- **Instructions to follow**
Find the lines containing "grid" and say how many there are, with no other words.

- **Recorded information**
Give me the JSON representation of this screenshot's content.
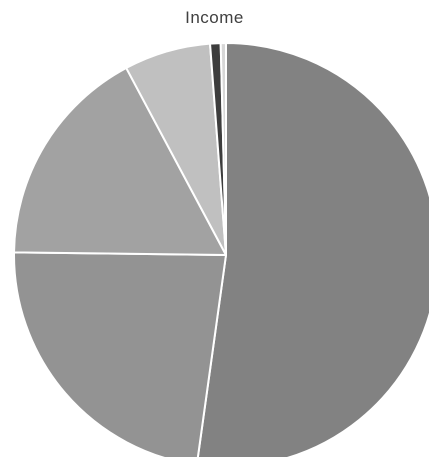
{
  "chart_data": {
    "type": "pie",
    "title": "Income",
    "start_angle_deg": 0,
    "direction": "clockwise",
    "slices": [
      {
        "value": 52.2,
        "color": "#828282"
      },
      {
        "value": 23.0,
        "color": "#939393"
      },
      {
        "value": 17.0,
        "color": "#a2a2a2"
      },
      {
        "value": 6.6,
        "color": "#c0c0c0"
      },
      {
        "value": 0.8,
        "color": "#3d3d3d"
      },
      {
        "value": 0.4,
        "color": "#d7d7d7"
      }
    ],
    "slice_border_color": "#ffffff",
    "legend": "none"
  }
}
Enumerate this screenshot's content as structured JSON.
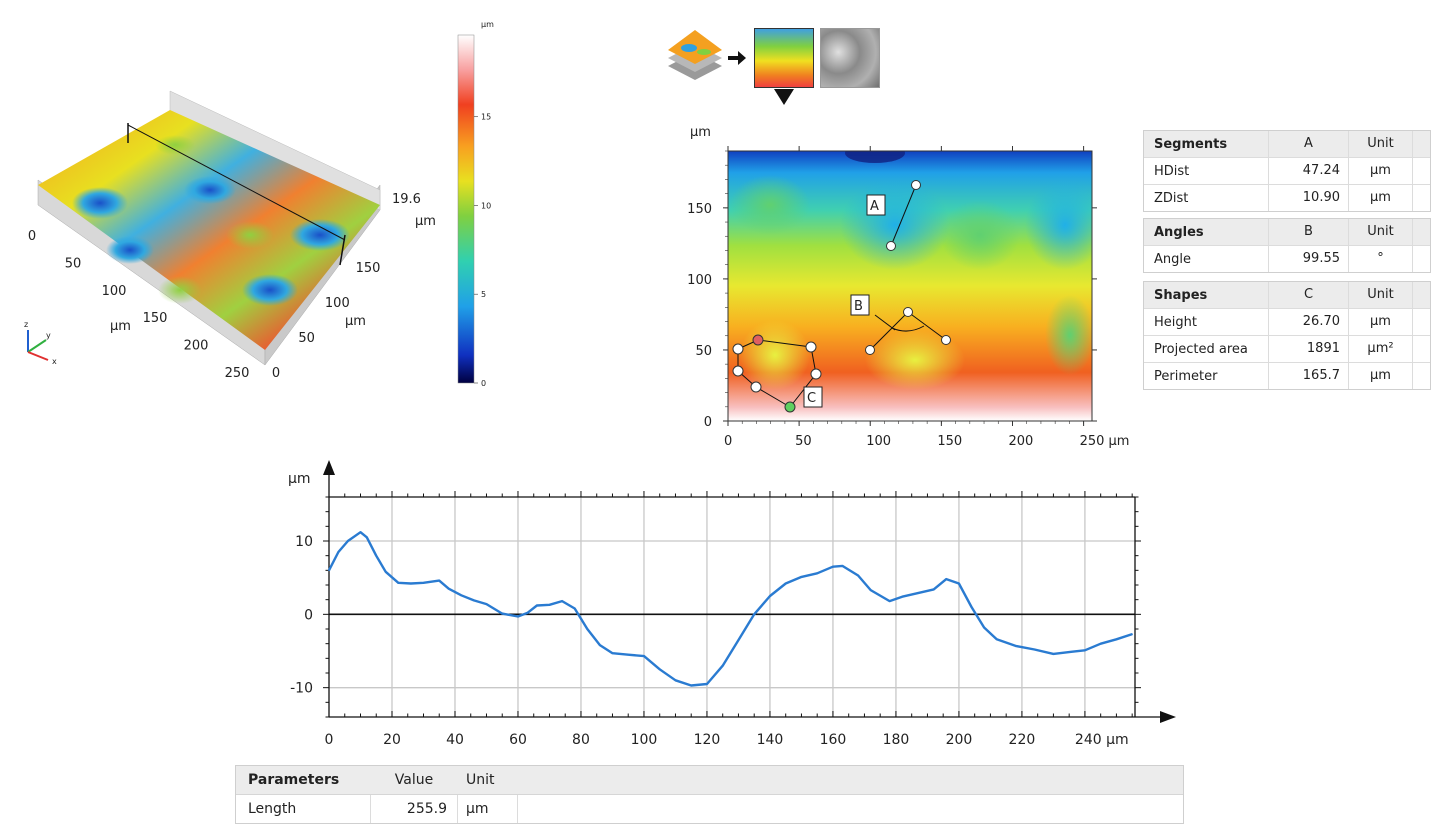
{
  "view3d": {
    "z_max_label": "19.6",
    "z_unit": "µm",
    "x_ticks": [
      "0",
      "50",
      "100",
      "150",
      "200",
      "250"
    ],
    "x_unit": "µm",
    "y_ticks": [
      "0",
      "50",
      "100",
      "150"
    ],
    "y_unit": "µm",
    "axes_labels": {
      "z": "z",
      "y": "y",
      "x": "x"
    }
  },
  "colorbar": {
    "unit": "µm",
    "ticks": [
      "0",
      "5",
      "10",
      "15"
    ],
    "range": [
      0,
      19.6
    ]
  },
  "map2d": {
    "unit_top": "µm",
    "x_ticks": [
      "0",
      "50",
      "100",
      "150",
      "200",
      "250 µm"
    ],
    "y_ticks": [
      "0",
      "50",
      "100",
      "150"
    ],
    "labels": {
      "a": "A",
      "b": "B",
      "c": "C"
    }
  },
  "segments": {
    "title": "Segments",
    "col": "A",
    "unit_col": "Unit",
    "rows": [
      {
        "name": "HDist",
        "value": "47.24",
        "unit": "µm"
      },
      {
        "name": "ZDist",
        "value": "10.90",
        "unit": "µm"
      }
    ]
  },
  "angles": {
    "title": "Angles",
    "col": "B",
    "unit_col": "Unit",
    "rows": [
      {
        "name": "Angle",
        "value": "99.55",
        "unit": "°"
      }
    ]
  },
  "shapes": {
    "title": "Shapes",
    "col": "C",
    "unit_col": "Unit",
    "rows": [
      {
        "name": "Height",
        "value": "26.70",
        "unit": "µm"
      },
      {
        "name": "Projected area",
        "value": "1891",
        "unit": "µm²"
      },
      {
        "name": "Perimeter",
        "value": "165.7",
        "unit": "µm"
      }
    ]
  },
  "parameters": {
    "title": "Parameters",
    "value_col": "Value",
    "unit_col": "Unit",
    "rows": [
      {
        "name": "Length",
        "value": "255.9",
        "unit": "µm"
      }
    ]
  },
  "colors": {
    "profile_line": "#2a7bd1",
    "grid": "#c8c8c8"
  },
  "chart_data": {
    "type": "line",
    "title": "",
    "xlabel": "",
    "ylabel": "µm",
    "x_unit": "µm",
    "xlim": [
      0,
      255.9
    ],
    "ylim": [
      -14,
      16
    ],
    "x_ticks": [
      0,
      20,
      40,
      60,
      80,
      100,
      120,
      140,
      160,
      180,
      200,
      220,
      240
    ],
    "x_tick_labels": [
      "0",
      "20",
      "40",
      "60",
      "80",
      "100",
      "120",
      "140",
      "160",
      "180",
      "200",
      "220",
      "240 µm"
    ],
    "y_ticks": [
      -10,
      0,
      10
    ],
    "y_tick_labels": [
      "-10",
      "0",
      "10"
    ],
    "grid": true,
    "series": [
      {
        "x": [
          0,
          3,
          6,
          10,
          12,
          15,
          18,
          22,
          26,
          30,
          35,
          38,
          42,
          46,
          50,
          55,
          60,
          63,
          66,
          70,
          74,
          78,
          82,
          86,
          90,
          95,
          100,
          105,
          110,
          115,
          120,
          125,
          130,
          135,
          140,
          145,
          150,
          155,
          160,
          163,
          168,
          172,
          178,
          182,
          187,
          192,
          196,
          200,
          204,
          208,
          212,
          218,
          224,
          230,
          236,
          240,
          245,
          250,
          255
        ],
        "y": [
          6,
          8.5,
          10,
          11.2,
          10.5,
          8,
          5.8,
          4.3,
          4.2,
          4.3,
          4.6,
          3.5,
          2.6,
          1.9,
          1.4,
          0.1,
          -0.3,
          0.2,
          1.2,
          1.3,
          1.8,
          0.8,
          -2,
          -4.2,
          -5.3,
          -5.5,
          -5.7,
          -7.5,
          -9,
          -9.7,
          -9.5,
          -7,
          -3.5,
          0,
          2.5,
          4.2,
          5.1,
          5.6,
          6.5,
          6.6,
          5.3,
          3.3,
          1.8,
          2.4,
          2.9,
          3.4,
          4.8,
          4.2,
          1,
          -1.8,
          -3.4,
          -4.3,
          -4.8,
          -5.4,
          -5.1,
          -4.9,
          -4.0,
          -3.4,
          -2.7
        ]
      }
    ]
  }
}
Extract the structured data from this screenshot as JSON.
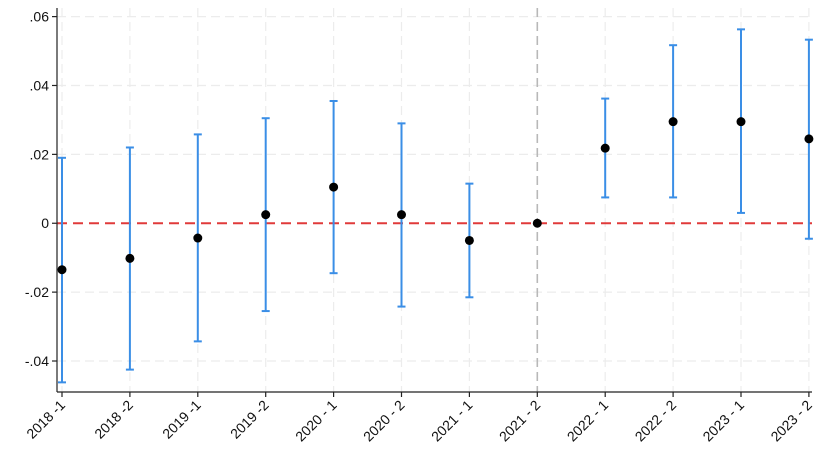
{
  "chart_data": {
    "type": "scatter",
    "title": "",
    "xlabel": "",
    "ylabel": "",
    "categories": [
      "2018 -1",
      "2018 -2",
      "2019 -1",
      "2019 -2",
      "2020 - 1",
      "2020 - 2",
      "2021 - 1",
      "2021 - 2",
      "2022 - 1",
      "2022 - 2",
      "2023 - 1",
      "2023 - 2"
    ],
    "series": [
      {
        "estimates": [
          -0.0135,
          -0.0102,
          -0.0043,
          0.0025,
          0.0105,
          0.0025,
          -0.005,
          0.0,
          0.0218,
          0.0295,
          0.0295,
          0.0245
        ],
        "ci_lower": [
          -0.0462,
          -0.0425,
          -0.0343,
          -0.0255,
          -0.0145,
          -0.0242,
          -0.0215,
          0.0,
          0.0075,
          0.0075,
          0.003,
          -0.0045
        ],
        "ci_upper": [
          0.019,
          0.022,
          0.0258,
          0.0305,
          0.0355,
          0.029,
          0.0115,
          0.0,
          0.0362,
          0.0517,
          0.0563,
          0.0533
        ]
      }
    ],
    "ylim": [
      -0.049,
      0.0625
    ],
    "y_ticks": [
      -0.04,
      -0.02,
      0,
      0.02,
      0.04,
      0.06
    ],
    "y_tick_labels": [
      "-.04",
      "-.02",
      "0",
      ".02",
      ".04",
      ".06"
    ],
    "reference_line_y": 0,
    "reference_line_x_category": "2021 - 2",
    "grid": true,
    "colors": {
      "point": "#000000",
      "error_bar": "#3a8ee6",
      "zero_line": "#e03a3a",
      "vertical_line": "#b8b8b8",
      "grid": "#ececec",
      "axis": "#222222"
    }
  }
}
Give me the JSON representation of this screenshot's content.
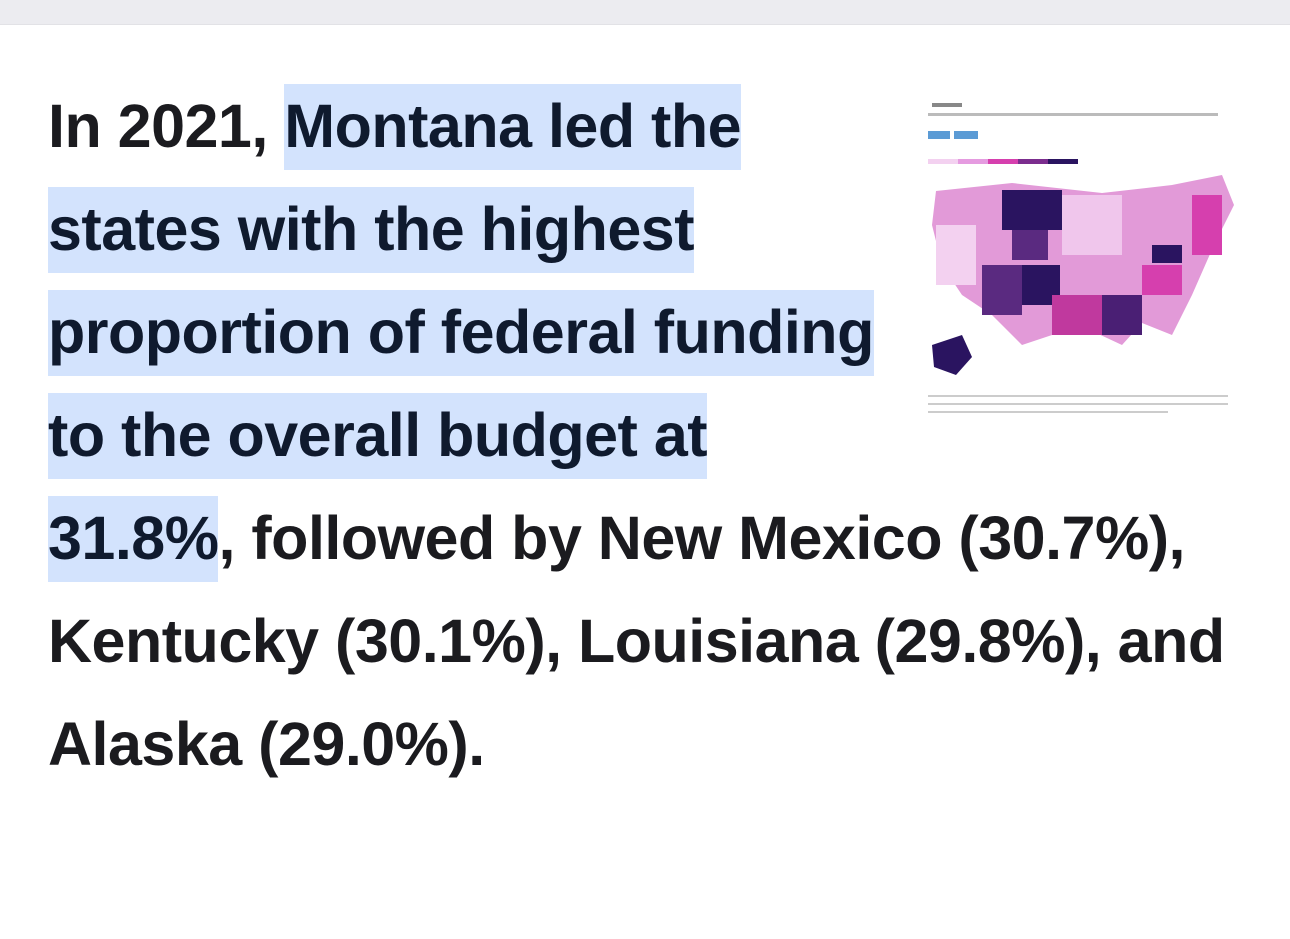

- **Response**
4